[Some records]

◆ ◆ ◆

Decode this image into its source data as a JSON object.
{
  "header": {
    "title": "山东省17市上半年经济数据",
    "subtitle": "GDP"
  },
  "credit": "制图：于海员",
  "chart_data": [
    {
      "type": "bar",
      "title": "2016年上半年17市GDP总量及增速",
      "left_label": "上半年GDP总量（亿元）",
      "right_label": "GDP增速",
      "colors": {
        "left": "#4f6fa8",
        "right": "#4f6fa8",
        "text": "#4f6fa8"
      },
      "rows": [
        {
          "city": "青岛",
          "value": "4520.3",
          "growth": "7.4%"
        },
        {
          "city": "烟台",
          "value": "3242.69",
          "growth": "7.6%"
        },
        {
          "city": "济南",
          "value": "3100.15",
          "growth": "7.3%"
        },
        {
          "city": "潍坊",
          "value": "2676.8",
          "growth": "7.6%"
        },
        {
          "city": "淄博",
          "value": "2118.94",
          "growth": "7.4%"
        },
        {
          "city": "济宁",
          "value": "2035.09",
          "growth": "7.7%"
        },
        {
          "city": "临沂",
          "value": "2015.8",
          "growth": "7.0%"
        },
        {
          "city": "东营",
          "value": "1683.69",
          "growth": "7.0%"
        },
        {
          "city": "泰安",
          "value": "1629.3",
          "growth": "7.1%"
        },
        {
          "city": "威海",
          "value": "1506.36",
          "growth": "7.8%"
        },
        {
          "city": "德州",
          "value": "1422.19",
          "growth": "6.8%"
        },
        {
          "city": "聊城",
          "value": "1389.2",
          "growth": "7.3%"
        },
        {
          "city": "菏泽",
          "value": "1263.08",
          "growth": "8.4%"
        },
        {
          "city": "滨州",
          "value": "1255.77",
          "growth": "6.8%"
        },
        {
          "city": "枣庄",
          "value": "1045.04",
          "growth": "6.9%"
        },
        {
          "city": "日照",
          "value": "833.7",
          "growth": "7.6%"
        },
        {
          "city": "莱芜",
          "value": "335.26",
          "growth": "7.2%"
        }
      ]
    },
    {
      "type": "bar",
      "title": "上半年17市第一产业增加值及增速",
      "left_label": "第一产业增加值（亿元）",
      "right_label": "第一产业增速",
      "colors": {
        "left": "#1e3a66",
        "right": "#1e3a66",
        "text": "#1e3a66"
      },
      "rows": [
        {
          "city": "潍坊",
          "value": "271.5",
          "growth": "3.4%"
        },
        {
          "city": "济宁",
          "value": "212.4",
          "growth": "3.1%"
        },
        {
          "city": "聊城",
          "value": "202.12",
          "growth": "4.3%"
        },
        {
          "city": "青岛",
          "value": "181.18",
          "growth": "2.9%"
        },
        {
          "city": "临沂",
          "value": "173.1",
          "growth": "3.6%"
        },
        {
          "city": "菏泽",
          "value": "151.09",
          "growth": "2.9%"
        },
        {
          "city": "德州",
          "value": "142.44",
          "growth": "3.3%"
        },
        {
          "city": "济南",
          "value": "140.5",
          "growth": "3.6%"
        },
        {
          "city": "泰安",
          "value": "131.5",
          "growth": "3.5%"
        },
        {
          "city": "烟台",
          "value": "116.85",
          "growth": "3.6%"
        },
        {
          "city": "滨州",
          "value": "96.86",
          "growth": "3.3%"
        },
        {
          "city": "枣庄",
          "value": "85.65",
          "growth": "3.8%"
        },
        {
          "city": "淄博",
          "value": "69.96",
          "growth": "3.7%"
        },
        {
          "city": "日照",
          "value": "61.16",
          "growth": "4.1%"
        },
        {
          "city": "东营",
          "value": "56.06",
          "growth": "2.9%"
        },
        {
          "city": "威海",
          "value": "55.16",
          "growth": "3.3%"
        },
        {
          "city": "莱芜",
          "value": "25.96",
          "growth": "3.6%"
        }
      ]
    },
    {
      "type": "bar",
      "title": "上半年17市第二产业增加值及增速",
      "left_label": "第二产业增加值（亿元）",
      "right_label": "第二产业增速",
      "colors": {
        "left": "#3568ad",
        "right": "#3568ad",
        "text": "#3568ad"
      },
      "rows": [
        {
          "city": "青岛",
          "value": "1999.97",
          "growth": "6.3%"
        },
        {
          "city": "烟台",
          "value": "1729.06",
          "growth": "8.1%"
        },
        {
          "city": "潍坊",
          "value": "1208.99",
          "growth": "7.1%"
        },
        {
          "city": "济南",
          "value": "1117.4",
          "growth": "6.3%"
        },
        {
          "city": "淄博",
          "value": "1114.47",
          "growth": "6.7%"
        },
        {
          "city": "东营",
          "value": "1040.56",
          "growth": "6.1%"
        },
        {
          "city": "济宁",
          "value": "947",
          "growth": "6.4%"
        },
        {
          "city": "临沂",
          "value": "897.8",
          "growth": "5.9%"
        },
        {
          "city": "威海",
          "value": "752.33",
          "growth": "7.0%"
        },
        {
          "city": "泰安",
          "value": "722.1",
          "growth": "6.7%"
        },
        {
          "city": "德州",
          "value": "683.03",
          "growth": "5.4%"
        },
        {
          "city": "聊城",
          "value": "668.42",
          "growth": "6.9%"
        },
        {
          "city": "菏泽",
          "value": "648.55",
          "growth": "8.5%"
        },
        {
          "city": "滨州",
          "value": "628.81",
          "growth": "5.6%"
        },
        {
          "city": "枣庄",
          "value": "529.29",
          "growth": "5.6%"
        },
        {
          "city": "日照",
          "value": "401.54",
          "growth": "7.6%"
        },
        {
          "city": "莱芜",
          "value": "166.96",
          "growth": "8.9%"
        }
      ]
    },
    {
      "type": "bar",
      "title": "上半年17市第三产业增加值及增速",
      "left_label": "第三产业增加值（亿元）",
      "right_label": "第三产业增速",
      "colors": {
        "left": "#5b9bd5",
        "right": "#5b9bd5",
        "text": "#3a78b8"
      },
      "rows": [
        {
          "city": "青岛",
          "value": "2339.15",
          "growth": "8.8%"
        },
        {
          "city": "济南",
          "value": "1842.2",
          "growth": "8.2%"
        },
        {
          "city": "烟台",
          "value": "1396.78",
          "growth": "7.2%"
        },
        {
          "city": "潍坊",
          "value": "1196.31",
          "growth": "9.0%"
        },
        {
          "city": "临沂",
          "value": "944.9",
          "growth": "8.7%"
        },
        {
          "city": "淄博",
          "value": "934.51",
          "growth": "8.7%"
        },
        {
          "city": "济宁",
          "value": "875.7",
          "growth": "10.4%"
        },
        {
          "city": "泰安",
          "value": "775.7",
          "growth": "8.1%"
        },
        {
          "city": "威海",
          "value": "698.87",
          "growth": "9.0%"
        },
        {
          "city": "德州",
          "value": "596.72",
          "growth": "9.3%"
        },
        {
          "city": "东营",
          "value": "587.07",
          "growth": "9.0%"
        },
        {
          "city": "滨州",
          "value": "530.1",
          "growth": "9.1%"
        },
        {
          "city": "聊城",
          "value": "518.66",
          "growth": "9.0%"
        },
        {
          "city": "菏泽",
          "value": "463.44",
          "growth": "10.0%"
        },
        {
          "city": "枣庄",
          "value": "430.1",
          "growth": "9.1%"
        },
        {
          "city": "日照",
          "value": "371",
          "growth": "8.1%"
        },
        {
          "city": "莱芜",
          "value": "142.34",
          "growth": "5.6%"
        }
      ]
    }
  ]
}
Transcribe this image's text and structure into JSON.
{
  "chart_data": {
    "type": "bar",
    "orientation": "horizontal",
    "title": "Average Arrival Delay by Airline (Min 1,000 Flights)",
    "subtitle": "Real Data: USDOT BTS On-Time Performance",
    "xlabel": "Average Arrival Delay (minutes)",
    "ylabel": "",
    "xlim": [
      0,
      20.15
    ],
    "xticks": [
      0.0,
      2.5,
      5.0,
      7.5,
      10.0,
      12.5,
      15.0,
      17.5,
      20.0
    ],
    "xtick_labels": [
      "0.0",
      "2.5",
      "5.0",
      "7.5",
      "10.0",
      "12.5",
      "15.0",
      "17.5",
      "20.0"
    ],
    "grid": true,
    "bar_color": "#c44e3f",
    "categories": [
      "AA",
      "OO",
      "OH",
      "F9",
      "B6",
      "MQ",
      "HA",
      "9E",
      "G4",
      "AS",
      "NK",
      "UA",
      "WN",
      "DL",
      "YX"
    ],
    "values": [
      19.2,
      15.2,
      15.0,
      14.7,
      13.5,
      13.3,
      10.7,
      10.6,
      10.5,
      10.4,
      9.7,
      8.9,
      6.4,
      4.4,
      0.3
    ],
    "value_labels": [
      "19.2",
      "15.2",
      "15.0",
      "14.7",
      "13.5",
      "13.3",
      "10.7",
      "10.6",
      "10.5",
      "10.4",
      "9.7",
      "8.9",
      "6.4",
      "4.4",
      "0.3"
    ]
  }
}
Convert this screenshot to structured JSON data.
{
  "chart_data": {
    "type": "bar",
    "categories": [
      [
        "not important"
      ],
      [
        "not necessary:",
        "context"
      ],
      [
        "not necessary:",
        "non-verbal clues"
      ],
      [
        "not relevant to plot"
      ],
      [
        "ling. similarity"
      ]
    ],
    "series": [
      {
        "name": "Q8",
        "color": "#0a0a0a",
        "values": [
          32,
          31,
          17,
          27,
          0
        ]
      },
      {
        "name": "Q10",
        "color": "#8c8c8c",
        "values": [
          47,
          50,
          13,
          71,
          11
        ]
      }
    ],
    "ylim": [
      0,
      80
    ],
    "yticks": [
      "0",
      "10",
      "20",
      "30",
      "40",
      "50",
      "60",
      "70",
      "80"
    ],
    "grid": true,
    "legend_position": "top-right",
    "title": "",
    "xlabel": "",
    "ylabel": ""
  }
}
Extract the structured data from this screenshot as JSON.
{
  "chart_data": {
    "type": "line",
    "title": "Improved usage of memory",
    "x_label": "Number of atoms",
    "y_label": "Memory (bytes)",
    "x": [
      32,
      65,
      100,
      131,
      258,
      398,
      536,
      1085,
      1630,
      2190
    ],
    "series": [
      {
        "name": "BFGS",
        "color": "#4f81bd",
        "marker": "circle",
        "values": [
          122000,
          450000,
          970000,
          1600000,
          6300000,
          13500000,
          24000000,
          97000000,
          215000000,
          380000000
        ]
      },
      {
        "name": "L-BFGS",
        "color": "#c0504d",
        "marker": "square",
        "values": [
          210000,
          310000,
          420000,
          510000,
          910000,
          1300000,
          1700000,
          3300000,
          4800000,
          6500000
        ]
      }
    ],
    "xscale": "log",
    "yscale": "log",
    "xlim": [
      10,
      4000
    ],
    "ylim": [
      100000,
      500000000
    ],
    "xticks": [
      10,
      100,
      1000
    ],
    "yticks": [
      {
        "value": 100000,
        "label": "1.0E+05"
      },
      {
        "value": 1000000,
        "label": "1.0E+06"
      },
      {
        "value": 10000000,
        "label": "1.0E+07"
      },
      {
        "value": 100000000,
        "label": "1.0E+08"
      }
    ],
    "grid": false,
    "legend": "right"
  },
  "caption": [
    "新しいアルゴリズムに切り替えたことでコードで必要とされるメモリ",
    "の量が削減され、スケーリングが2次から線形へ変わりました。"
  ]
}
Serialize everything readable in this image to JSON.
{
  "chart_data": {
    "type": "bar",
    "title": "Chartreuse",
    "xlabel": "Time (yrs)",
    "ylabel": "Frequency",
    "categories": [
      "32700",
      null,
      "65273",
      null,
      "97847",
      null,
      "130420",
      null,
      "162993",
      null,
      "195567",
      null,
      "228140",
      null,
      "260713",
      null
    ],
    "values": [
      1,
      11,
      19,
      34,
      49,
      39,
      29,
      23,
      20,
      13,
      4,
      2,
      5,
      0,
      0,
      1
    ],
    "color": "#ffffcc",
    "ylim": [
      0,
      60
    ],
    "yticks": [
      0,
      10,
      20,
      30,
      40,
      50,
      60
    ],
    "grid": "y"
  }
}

◆ ◆ ◆

#### Directions
Find the word "Arrival" in the entries above and gather every line that holds it.

#### Reply to the task
    "title": "Average Arrival Delay by Airline (Min 1,000 Flights)",
    "xlabel": "Average Arrival Delay (minutes)",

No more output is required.